--- Input material ---
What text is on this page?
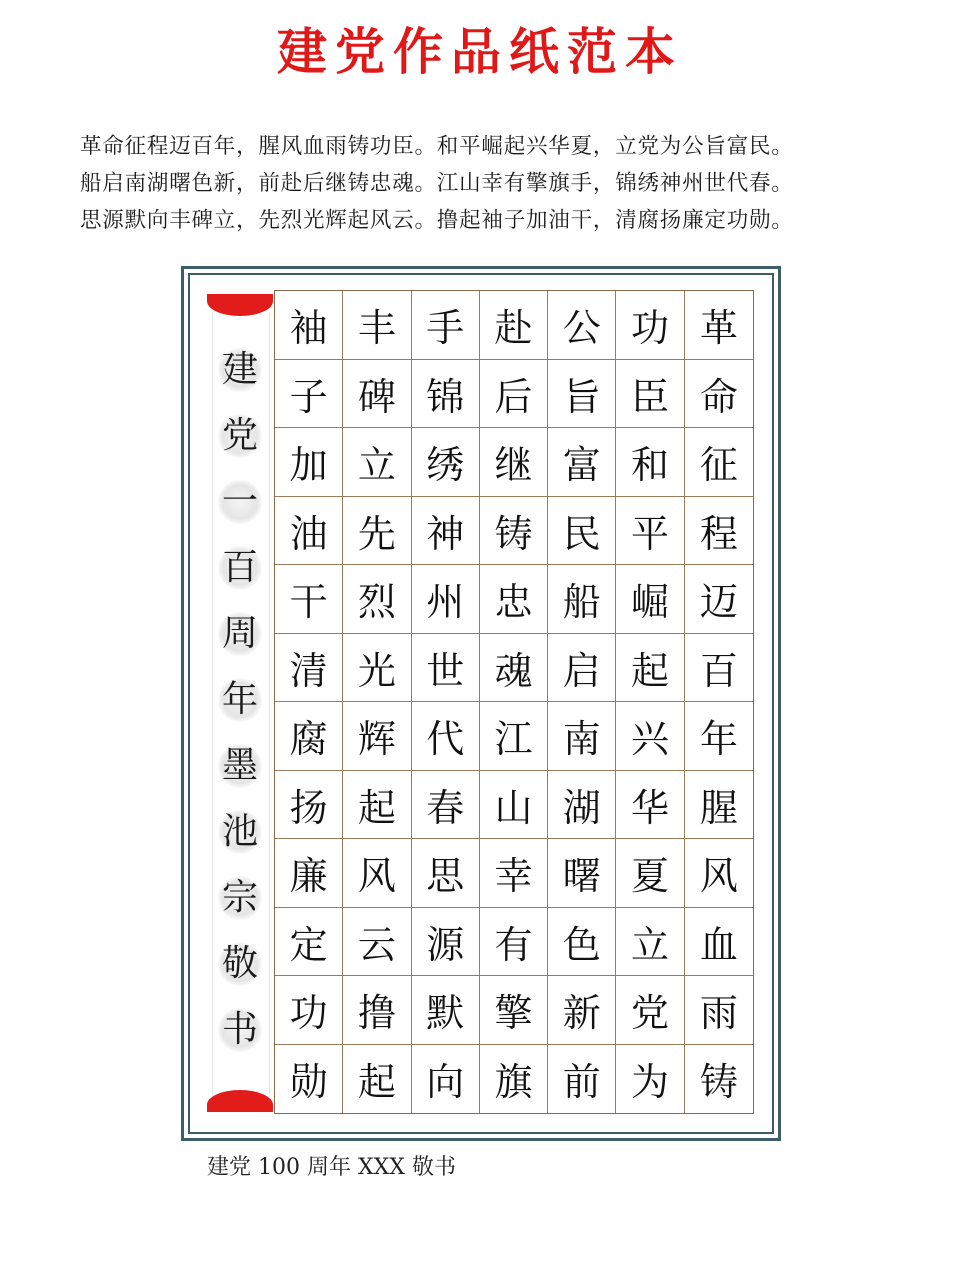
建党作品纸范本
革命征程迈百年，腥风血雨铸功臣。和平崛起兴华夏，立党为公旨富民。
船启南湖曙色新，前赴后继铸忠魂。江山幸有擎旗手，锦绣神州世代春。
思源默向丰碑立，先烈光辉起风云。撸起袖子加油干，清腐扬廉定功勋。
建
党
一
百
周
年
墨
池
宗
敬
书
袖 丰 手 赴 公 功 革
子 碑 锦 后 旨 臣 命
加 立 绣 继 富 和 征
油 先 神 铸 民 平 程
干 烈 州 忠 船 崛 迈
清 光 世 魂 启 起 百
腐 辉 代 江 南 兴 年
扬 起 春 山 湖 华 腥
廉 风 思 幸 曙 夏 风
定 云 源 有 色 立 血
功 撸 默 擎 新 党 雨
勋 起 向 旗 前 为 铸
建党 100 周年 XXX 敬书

--

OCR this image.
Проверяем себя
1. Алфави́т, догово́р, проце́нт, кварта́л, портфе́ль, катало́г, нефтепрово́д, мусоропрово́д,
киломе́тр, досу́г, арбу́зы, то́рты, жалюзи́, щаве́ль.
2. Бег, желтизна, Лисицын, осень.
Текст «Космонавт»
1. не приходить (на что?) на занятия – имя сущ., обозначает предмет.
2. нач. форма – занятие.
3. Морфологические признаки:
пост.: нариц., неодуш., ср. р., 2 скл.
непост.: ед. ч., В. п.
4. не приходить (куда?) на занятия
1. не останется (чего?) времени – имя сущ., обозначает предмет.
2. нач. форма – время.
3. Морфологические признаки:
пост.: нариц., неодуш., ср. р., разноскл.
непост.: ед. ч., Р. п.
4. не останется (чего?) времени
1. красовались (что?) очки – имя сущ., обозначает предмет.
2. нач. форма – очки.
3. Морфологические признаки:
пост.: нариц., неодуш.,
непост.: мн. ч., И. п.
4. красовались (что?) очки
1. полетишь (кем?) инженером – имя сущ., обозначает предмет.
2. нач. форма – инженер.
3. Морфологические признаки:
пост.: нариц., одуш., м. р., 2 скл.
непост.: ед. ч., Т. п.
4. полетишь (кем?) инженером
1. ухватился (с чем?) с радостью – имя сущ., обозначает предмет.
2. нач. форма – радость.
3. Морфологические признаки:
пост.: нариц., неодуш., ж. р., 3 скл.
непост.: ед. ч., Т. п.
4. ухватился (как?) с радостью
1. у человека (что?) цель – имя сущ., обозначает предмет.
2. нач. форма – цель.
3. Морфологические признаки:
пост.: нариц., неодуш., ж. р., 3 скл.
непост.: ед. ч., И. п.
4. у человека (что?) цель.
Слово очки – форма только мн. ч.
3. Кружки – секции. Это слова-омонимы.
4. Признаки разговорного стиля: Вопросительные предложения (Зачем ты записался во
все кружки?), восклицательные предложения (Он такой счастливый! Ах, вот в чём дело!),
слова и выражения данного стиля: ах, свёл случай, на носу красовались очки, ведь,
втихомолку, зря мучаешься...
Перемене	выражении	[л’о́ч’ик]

--- Challenge ---
Identify how many lines in the entries above include the string "непост", then state that number alone.

--- Written solution ---
6